• _Set exercise_: Select all lines in the records that include "when".

• _Dataset content_:
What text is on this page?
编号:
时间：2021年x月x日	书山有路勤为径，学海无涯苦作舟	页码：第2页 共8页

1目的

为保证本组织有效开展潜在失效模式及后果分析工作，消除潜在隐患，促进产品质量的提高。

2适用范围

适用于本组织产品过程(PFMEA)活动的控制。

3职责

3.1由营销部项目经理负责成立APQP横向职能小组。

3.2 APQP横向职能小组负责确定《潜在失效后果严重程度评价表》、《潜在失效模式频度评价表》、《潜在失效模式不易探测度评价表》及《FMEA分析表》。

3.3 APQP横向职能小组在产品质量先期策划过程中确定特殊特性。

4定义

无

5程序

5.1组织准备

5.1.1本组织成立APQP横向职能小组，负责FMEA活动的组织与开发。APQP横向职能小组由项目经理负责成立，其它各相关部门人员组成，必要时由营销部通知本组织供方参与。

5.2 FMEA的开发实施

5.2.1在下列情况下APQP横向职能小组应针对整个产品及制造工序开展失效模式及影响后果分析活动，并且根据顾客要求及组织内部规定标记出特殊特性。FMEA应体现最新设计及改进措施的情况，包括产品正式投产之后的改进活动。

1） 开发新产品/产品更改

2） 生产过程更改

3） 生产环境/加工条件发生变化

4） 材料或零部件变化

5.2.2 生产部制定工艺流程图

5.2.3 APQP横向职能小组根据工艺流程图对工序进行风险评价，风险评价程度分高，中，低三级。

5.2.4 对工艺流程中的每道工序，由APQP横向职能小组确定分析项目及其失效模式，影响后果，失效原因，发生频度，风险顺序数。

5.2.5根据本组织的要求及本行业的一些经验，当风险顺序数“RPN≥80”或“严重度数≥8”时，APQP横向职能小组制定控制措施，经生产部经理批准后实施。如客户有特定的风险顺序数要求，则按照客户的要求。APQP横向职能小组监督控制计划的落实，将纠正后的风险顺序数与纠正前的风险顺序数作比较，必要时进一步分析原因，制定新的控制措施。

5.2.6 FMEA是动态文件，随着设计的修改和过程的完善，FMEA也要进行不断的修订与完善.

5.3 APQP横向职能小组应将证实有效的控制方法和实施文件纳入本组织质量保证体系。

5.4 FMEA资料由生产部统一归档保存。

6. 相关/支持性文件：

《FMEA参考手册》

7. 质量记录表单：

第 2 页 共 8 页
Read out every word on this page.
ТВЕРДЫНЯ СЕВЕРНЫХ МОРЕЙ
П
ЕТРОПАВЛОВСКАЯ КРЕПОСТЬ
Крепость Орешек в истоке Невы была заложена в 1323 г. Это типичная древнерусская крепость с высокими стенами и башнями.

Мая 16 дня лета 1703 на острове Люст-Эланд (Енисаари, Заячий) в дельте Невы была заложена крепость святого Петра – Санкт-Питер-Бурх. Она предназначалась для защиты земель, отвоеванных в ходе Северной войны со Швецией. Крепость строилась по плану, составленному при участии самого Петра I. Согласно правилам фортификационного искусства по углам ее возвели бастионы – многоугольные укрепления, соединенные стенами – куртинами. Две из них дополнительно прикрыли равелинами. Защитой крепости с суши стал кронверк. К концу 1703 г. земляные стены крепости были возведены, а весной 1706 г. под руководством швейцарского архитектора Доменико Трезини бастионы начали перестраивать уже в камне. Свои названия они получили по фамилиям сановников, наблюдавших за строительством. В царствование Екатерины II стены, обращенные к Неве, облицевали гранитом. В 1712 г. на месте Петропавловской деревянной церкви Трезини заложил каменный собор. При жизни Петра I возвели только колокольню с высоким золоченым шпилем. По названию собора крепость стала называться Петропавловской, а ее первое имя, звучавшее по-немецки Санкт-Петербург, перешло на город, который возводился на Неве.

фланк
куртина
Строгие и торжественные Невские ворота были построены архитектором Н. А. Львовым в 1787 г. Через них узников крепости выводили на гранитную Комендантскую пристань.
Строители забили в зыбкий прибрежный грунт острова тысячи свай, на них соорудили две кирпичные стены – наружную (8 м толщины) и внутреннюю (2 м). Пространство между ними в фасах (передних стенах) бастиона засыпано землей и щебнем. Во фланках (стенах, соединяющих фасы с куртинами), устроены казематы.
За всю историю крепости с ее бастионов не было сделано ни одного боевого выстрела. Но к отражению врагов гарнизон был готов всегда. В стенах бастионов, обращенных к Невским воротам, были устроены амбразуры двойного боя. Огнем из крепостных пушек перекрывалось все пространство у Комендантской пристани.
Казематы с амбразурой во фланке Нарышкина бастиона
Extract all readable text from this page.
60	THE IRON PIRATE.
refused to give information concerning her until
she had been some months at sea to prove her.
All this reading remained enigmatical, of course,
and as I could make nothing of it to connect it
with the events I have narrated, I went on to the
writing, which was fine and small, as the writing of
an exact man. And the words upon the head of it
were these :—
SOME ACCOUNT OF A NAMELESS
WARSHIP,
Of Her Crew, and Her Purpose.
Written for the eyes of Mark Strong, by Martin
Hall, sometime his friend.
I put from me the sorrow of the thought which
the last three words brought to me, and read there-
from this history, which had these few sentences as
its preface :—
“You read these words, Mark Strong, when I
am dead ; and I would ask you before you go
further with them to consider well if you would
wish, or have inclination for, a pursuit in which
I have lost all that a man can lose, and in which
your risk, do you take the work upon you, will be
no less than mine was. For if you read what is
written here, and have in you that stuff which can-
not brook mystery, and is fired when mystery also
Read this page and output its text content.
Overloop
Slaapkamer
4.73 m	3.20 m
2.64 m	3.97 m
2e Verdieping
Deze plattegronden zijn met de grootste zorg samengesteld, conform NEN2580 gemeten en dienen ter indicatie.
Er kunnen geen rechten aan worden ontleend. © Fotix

• _Finished exercise_:
“You read these words, Mark Strong, when I
not brook mystery, and is fired when mystery also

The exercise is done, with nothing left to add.